INSTRUCTIONS TO FOLLOW
Repeat each line word for word.
--- GIVEN RECORDS ---
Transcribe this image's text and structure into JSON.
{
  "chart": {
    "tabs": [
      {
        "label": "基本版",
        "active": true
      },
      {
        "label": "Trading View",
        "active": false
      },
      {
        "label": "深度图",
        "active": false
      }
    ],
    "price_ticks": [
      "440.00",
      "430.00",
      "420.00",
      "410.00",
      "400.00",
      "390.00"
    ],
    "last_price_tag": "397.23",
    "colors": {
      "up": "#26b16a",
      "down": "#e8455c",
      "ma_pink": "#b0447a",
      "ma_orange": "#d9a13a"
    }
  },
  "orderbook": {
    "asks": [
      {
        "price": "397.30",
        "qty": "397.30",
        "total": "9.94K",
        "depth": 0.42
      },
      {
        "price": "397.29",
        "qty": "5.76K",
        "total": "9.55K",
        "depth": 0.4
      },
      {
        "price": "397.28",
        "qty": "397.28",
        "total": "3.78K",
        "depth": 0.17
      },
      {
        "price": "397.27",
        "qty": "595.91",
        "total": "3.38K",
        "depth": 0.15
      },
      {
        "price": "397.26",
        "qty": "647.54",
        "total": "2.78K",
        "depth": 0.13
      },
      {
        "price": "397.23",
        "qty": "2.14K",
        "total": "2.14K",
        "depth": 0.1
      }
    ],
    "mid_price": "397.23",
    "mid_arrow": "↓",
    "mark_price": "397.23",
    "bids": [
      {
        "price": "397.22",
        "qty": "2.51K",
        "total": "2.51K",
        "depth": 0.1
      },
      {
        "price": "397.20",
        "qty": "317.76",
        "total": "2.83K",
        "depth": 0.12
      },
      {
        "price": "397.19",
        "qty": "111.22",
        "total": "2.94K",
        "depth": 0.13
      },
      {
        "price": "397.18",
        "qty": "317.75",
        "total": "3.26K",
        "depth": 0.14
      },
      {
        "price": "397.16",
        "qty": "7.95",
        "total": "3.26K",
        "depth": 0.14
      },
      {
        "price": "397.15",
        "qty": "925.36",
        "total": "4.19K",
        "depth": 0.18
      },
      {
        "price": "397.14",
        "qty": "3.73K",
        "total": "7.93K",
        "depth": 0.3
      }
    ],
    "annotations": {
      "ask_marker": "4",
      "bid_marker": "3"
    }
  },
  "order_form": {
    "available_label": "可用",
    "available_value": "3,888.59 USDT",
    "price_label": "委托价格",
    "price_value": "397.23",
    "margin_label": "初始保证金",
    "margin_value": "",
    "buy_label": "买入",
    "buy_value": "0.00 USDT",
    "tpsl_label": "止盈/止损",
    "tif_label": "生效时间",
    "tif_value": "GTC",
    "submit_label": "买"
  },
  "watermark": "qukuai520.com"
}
---
RESULT OF THE EXERCISE
Transcribe this image's text and structure into JSON.
{
  "chart": {
    "tabs": [
      {
        "label": "基本版",
        "active": true
      },
      {
        "label": "Trading View",
        "active": false
      },
      {
        "label": "深度图",
        "active": false
      }
    ],
    "price_ticks": [
      "440.00",
      "430.00",
      "420.00",
      "410.00",
      "400.00",
      "390.00"
    ],
    "last_price_tag": "397.23",
    "colors": {
      "up": "#26b16a",
      "down": "#e8455c",
      "ma_pink": "#b0447a",
      "ma_orange": "#d9a13a"
    }
  },
  "orderbook": {
    "asks": [
      {
        "price": "397.30",
        "qty": "397.30",
        "total": "9.94K",
        "depth": 0.42
      },
      {
        "price": "397.29",
        "qty": "5.76K",
        "total": "9.55K",
        "depth": 0.4
      },
      {
        "price": "397.28",
        "qty": "397.28",
        "total": "3.78K",
        "depth": 0.17
      },
      {
        "price": "397.27",
        "qty": "595.91",
        "total": "3.38K",
        "depth": 0.15
      },
      {
        "price": "397.26",
        "qty": "647.54",
        "total": "2.78K",
        "depth": 0.13
      },
      {
        "price": "397.23",
        "qty": "2.14K",
        "total": "2.14K",
        "depth": 0.1
      }
    ],
    "mid_price": "397.23",
    "mid_arrow": "↓",
    "mark_price": "397.23",
    "bids": [
      {
        "price": "397.22",
        "qty": "2.51K",
        "total": "2.51K",
        "depth": 0.1
      },
      {
        "price": "397.20",
        "qty": "317.76",
        "total": "2.83K",
        "depth": 0.12
      },
      {
        "price": "397.19",
        "qty": "111.22",
        "total": "2.94K",
        "depth": 0.13
      },
      {
        "price": "397.18",
        "qty": "317.75",
        "total": "3.26K",
        "depth": 0.14
      },
      {
        "price": "397.16",
        "qty": "7.95",
        "total": "3.26K",
        "depth": 0.14
      },
      {
        "price": "397.15",
        "qty": "925.36",
        "total": "4.19K",
        "depth": 0.18
      },
      {
        "price": "397.14",
        "qty": "3.73K",
        "total": "7.93K",
        "depth": 0.3
      }
    ],
    "annotations": {
      "ask_marker": "4",
      "bid_marker": "3"
    }
  },
  "order_form": {
    "available_label": "可用",
    "available_value": "3,888.59 USDT",
    "price_label": "委托价格",
    "price_value": "397.23",
    "margin_label": "初始保证金",
    "margin_value": "",
    "buy_label": "买入",
    "buy_value": "0.00 USDT",
    "tpsl_label": "止盈/止损",
    "tif_label": "生效时间",
    "tif_value": "GTC",
    "submit_label": "买"
  },
  "watermark": "qukuai520.com"
}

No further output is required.